DIRECTIVE
Can you reproduce, character for character, every line of the material from its very first line down to the line containing "- footnote-2: [54, 2251, 1429, 2336]", with both of those lines included?

RECORD EXCERPTS
•••••
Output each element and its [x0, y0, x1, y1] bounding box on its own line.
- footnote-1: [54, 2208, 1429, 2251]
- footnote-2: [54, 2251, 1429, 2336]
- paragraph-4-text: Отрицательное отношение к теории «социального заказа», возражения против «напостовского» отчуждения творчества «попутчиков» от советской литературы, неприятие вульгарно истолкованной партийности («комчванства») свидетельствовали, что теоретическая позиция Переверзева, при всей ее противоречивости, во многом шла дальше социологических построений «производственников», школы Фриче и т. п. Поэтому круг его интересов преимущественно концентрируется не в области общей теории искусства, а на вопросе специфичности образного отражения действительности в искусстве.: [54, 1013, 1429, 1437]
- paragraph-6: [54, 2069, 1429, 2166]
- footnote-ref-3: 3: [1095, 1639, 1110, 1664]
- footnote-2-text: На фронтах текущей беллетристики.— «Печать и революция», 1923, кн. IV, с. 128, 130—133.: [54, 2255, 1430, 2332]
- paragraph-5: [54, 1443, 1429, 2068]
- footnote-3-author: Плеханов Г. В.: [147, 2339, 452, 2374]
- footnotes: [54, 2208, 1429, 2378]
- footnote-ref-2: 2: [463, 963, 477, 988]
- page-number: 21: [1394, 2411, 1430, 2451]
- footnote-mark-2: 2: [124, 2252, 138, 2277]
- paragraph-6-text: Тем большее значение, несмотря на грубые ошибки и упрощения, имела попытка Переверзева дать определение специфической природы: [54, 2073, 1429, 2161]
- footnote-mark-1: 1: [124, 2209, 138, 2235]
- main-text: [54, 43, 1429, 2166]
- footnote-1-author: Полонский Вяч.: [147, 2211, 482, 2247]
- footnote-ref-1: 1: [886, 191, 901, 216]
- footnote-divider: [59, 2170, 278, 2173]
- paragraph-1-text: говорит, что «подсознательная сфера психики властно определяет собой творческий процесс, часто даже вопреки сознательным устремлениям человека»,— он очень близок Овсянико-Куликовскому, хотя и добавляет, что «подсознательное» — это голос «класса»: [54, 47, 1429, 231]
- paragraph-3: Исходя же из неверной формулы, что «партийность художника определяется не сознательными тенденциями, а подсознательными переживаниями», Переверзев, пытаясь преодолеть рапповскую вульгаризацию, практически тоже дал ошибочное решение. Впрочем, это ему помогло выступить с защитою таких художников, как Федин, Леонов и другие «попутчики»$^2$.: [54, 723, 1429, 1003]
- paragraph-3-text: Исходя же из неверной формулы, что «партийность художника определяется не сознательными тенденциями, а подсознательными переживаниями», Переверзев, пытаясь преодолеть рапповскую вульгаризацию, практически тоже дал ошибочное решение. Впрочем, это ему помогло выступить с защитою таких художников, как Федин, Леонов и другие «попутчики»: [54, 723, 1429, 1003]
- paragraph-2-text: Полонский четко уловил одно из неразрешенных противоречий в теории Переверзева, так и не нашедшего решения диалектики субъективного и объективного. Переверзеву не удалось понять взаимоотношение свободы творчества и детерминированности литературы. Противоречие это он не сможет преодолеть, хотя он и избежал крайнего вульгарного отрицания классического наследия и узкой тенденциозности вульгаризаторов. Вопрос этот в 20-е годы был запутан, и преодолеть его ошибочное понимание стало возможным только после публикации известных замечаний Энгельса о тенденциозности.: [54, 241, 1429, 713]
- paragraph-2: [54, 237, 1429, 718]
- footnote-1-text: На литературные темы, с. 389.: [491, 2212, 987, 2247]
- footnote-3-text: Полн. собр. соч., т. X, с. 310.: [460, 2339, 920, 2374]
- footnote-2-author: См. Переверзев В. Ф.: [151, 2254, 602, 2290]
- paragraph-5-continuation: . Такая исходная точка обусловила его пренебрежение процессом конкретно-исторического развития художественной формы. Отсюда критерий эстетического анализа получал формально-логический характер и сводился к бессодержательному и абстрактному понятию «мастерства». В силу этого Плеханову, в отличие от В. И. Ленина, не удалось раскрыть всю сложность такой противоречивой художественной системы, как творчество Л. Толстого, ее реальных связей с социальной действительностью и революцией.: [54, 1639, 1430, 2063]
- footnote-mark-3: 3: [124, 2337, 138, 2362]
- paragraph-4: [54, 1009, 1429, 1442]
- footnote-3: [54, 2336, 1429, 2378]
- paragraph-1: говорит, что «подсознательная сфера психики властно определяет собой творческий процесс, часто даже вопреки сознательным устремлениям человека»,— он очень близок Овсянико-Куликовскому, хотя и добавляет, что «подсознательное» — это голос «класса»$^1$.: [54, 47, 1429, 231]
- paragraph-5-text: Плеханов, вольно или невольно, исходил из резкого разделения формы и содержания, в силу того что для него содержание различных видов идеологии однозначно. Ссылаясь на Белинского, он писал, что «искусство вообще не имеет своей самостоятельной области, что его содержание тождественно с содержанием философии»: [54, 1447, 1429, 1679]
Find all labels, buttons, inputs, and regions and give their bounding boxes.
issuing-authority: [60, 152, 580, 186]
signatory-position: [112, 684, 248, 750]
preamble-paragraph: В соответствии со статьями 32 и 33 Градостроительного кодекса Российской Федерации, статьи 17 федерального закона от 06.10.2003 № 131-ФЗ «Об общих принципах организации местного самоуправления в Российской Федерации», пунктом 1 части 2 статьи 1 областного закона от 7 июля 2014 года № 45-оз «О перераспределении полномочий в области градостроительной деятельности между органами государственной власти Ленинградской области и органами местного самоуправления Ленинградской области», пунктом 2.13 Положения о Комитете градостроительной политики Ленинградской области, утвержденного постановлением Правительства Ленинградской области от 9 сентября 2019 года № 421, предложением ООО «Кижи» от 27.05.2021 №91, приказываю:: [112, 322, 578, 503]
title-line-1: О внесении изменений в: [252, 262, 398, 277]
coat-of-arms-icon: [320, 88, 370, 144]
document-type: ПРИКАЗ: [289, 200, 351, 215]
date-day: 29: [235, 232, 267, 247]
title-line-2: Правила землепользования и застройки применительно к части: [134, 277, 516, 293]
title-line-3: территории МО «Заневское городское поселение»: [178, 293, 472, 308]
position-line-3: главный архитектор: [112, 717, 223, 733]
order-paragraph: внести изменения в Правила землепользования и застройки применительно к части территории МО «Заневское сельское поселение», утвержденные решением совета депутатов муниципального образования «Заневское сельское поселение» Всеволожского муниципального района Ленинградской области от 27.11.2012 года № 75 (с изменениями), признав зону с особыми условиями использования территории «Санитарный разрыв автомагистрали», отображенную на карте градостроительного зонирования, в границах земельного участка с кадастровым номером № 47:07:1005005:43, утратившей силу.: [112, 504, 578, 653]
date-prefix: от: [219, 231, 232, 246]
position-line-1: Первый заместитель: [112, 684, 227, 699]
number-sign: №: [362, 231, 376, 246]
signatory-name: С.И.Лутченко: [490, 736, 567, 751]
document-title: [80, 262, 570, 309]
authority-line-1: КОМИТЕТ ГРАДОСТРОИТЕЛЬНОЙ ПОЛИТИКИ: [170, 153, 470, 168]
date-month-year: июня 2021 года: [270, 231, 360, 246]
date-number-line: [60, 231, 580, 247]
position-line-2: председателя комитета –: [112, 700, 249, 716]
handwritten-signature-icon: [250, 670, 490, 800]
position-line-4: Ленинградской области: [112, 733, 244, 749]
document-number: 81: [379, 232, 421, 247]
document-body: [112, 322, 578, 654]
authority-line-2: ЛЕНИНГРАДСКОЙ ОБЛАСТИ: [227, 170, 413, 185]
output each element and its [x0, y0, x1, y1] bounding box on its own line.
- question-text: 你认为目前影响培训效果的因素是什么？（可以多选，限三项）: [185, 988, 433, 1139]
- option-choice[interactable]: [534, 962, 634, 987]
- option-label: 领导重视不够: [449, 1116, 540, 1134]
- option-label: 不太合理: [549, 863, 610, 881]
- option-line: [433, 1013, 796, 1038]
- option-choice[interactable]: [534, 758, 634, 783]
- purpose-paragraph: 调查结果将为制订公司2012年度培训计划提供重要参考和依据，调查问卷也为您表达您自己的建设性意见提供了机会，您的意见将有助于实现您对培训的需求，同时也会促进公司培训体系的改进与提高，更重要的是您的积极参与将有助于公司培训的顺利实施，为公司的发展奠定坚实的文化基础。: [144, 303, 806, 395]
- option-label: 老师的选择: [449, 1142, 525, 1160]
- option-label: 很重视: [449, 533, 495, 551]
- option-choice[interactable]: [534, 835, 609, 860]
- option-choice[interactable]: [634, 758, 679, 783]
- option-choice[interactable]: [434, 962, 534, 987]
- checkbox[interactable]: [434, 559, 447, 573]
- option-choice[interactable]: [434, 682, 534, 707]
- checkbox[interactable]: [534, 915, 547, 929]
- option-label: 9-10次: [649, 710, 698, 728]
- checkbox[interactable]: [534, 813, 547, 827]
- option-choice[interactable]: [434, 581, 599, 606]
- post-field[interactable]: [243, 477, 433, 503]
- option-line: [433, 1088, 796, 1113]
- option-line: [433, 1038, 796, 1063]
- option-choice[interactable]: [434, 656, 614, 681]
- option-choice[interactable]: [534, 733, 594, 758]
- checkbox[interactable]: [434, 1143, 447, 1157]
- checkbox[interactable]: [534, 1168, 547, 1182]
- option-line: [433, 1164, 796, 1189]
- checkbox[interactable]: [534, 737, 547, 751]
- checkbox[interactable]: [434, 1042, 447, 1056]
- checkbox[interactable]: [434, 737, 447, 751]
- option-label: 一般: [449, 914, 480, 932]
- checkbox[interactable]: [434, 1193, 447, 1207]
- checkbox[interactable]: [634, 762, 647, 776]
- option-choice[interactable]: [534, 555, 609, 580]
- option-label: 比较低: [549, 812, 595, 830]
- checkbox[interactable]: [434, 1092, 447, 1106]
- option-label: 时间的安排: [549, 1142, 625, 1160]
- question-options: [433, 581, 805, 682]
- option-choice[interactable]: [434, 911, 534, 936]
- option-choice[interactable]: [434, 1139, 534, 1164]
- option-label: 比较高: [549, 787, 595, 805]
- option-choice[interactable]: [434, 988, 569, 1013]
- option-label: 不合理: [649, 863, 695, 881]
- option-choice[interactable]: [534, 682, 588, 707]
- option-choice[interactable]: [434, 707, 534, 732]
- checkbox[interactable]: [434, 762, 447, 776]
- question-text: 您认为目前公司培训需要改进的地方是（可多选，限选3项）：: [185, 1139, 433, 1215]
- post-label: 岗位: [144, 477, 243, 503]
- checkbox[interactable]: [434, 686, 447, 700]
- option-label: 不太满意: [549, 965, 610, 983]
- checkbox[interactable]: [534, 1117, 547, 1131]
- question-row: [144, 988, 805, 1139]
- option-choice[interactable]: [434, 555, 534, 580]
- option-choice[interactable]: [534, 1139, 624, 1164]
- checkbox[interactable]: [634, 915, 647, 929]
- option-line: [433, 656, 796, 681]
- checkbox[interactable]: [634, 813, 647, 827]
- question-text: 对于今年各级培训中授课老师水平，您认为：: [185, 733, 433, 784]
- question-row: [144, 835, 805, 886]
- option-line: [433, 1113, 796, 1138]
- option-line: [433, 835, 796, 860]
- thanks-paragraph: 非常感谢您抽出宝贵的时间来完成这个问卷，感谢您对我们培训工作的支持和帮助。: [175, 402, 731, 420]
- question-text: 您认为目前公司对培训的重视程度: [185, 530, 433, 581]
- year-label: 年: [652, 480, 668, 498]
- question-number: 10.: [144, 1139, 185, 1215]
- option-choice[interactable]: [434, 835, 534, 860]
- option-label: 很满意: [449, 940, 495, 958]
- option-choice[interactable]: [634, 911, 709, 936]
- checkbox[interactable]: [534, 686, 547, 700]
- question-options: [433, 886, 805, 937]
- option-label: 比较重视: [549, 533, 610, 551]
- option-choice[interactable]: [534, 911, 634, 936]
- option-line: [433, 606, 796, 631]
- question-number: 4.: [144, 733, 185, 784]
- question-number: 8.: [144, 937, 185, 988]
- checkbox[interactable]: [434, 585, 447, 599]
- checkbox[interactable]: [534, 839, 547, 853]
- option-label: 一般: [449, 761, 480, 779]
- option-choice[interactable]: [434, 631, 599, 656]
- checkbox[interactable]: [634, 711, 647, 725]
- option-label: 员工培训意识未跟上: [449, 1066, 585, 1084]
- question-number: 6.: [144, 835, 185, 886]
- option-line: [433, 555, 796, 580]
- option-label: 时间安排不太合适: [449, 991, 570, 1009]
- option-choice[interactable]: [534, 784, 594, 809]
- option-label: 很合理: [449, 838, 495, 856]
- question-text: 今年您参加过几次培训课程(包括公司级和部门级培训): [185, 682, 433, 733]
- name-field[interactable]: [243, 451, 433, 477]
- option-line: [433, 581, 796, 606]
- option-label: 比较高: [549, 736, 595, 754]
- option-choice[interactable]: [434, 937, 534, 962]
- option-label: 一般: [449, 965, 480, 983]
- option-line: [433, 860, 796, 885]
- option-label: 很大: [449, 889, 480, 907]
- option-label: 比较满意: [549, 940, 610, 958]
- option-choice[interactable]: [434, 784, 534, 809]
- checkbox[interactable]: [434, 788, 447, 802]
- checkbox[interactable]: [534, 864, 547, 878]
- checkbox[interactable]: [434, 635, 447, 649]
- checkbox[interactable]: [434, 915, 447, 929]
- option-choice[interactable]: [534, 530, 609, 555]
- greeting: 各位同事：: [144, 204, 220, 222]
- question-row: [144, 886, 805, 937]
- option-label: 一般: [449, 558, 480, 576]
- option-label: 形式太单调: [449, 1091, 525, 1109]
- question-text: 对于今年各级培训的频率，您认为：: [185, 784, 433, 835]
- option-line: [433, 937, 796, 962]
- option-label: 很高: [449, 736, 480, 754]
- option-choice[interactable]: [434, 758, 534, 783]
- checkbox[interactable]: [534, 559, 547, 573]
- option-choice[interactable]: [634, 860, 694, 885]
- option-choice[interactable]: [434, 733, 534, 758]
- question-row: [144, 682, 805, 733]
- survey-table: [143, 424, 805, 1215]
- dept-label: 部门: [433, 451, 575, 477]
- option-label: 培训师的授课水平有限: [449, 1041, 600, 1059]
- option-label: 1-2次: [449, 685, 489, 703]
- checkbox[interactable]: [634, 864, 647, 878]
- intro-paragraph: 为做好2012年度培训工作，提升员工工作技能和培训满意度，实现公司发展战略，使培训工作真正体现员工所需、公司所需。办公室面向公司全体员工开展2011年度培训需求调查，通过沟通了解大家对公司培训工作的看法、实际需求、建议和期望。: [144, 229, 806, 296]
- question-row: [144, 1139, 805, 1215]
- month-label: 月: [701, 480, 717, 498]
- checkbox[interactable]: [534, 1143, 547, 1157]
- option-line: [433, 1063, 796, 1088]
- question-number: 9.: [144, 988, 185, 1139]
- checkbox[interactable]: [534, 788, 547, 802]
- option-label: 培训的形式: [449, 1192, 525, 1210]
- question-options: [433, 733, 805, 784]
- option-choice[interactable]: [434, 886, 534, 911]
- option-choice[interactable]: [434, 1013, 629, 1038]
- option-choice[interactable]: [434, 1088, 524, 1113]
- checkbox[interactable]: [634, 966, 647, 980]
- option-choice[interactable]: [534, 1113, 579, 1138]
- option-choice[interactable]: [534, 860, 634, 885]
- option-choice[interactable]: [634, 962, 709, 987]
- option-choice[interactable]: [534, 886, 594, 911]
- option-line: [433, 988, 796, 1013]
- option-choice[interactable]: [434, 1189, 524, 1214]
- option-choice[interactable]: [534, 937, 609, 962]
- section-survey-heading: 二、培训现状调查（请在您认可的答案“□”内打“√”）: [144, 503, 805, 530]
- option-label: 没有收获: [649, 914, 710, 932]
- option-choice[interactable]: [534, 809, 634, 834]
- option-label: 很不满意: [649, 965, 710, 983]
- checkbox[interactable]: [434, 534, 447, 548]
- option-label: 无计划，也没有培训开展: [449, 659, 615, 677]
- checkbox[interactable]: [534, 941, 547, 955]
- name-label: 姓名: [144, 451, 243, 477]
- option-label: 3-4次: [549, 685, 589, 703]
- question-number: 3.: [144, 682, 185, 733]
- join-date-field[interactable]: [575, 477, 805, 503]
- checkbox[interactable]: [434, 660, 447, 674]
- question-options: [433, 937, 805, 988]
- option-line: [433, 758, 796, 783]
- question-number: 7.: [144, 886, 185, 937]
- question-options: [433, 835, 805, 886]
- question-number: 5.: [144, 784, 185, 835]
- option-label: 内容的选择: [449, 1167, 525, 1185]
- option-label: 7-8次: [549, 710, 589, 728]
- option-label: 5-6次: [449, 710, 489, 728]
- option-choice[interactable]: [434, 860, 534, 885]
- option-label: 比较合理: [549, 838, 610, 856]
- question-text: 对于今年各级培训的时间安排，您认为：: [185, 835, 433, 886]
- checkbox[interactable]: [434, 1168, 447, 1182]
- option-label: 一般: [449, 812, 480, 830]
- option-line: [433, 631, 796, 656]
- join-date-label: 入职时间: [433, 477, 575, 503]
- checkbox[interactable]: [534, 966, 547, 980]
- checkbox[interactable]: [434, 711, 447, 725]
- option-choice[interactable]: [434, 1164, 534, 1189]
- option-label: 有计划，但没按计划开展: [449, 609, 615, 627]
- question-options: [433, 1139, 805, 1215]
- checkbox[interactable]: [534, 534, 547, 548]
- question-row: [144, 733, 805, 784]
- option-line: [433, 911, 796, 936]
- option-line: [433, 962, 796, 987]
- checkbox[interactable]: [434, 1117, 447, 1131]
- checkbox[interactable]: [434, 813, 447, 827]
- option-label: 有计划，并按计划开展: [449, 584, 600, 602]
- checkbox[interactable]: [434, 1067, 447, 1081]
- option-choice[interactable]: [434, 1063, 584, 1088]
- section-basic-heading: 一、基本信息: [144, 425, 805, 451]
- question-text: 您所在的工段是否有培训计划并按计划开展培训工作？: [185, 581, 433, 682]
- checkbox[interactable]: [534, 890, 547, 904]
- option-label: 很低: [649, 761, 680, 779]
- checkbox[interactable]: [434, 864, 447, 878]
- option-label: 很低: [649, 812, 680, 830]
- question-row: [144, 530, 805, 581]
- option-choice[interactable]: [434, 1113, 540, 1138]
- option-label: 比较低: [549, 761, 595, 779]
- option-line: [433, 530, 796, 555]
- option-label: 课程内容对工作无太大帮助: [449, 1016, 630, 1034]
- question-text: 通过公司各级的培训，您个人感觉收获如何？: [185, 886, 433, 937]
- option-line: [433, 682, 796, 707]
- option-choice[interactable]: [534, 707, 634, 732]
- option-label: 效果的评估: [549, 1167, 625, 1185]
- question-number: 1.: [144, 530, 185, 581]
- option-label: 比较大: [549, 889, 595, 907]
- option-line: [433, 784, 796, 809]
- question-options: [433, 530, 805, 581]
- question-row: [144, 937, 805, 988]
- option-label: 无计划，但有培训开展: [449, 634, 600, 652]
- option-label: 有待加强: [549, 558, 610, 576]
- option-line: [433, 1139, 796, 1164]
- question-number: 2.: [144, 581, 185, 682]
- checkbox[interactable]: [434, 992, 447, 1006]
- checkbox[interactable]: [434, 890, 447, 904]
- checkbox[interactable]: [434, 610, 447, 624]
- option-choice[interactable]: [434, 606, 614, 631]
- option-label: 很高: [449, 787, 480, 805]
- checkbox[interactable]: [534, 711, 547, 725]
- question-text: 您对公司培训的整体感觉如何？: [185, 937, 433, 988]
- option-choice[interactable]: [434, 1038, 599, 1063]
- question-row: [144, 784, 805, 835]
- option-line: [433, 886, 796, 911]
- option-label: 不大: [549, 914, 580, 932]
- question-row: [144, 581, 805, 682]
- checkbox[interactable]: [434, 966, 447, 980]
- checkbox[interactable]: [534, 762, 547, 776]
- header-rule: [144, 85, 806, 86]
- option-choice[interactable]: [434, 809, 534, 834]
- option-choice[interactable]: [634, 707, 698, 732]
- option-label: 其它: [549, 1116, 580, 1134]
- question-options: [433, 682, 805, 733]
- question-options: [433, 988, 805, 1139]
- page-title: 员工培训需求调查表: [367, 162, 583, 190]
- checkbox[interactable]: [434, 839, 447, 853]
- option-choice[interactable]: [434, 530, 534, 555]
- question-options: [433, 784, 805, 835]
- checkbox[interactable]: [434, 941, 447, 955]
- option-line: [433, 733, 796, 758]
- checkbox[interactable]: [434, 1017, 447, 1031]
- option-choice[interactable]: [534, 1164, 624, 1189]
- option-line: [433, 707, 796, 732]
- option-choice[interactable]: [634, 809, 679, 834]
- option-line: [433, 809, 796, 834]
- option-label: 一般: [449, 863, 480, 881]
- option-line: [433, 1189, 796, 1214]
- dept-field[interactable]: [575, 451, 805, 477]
•••••
WRITTEN RESPONSE
Output each element and its [x0, y0, x1, y1] bounding box on its own line.
- footnote-1: [54, 2208, 1429, 2251]
- footnote-2: [54, 2251, 1429, 2336]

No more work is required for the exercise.